▶ **TASK REQUIREMENTS**: From the listing, collect all lines containing the word "Circ".

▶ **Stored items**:
==*==
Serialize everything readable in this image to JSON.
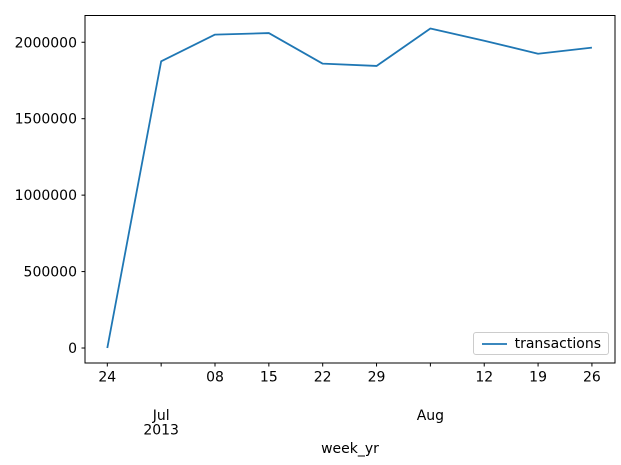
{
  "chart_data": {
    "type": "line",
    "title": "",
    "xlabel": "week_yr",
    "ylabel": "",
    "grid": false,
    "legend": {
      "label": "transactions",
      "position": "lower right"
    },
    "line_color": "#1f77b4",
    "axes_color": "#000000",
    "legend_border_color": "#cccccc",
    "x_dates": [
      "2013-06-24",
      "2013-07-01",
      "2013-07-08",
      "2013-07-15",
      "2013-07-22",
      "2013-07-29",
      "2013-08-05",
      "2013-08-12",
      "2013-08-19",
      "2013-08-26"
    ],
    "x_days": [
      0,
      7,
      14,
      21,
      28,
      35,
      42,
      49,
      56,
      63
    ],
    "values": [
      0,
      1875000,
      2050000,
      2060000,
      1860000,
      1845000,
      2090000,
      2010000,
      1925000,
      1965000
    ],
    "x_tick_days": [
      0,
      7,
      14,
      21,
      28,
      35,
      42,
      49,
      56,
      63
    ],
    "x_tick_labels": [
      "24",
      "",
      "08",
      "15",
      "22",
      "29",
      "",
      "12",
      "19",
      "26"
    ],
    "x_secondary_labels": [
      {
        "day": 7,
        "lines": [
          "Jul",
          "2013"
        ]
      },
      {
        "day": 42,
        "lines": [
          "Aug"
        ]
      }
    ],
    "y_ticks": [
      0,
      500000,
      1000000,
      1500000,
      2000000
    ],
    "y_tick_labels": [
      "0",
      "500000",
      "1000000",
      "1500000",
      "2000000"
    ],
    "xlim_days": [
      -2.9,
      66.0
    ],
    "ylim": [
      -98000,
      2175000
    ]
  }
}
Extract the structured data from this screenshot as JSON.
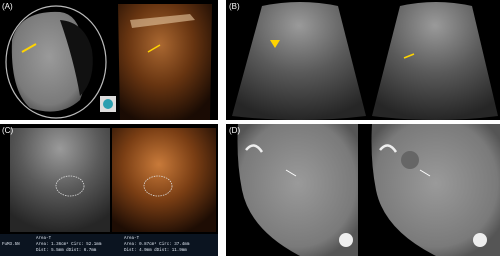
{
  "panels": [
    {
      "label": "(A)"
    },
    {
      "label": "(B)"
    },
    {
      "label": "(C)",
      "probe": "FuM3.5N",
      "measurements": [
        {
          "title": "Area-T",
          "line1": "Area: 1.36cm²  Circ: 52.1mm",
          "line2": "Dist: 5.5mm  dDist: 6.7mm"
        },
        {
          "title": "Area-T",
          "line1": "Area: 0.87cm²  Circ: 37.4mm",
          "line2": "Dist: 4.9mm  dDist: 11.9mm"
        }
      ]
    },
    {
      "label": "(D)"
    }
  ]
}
==*==
▶ **SOLUTION TO THIS PROBLEM**:
          "line1": "Area: 1.36cm²  Circ: 52.1mm",
          "line1": "Area: 0.87cm²  Circ: 37.4mm",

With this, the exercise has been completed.